==== TASK INPUTS ====

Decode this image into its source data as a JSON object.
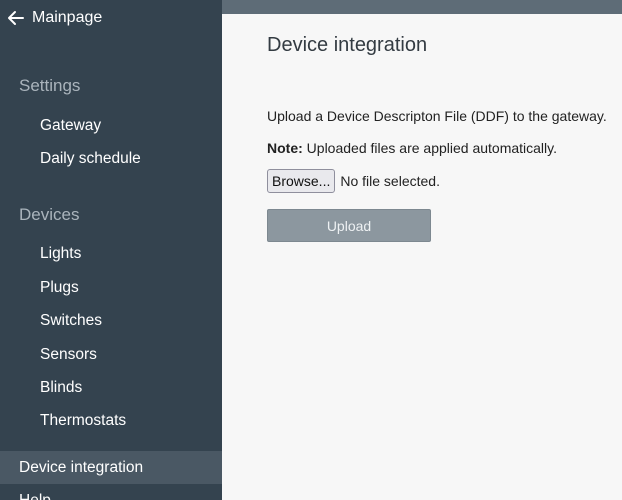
{
  "sidebar": {
    "back_label": "Mainpage",
    "back_icon": "arrow-left-icon",
    "sections": {
      "settings": {
        "title": "Settings",
        "items": [
          "Gateway",
          "Daily schedule"
        ]
      },
      "devices": {
        "title": "Devices",
        "items": [
          "Lights",
          "Plugs",
          "Switches",
          "Sensors",
          "Blinds",
          "Thermostats"
        ]
      }
    },
    "active_item": "Device integration",
    "partial_item": "Help"
  },
  "main": {
    "title": "Device integration",
    "description": "Upload a Device Descripton File (DDF) to the gateway.",
    "note_label": "Note:",
    "note_text": " Uploaded files are applied automatically.",
    "browse_label": "Browse...",
    "file_status": "No file selected.",
    "upload_label": "Upload"
  },
  "colors": {
    "sidebar_bg": "#34434f",
    "active_item_bg": "#4a5864",
    "topbar": "#5e6c77",
    "content_bg": "#f7f7f7",
    "upload_button_bg": "#8c979f"
  }
}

====

[EXERCISE INSTRUCTIONS]: Show every line of the listing in which the string "title" can be found.

[RESPONSE FOR THIS EXERCISE]:
        "title": "Settings",
        "title": "Devices",
    "title": "Device integration",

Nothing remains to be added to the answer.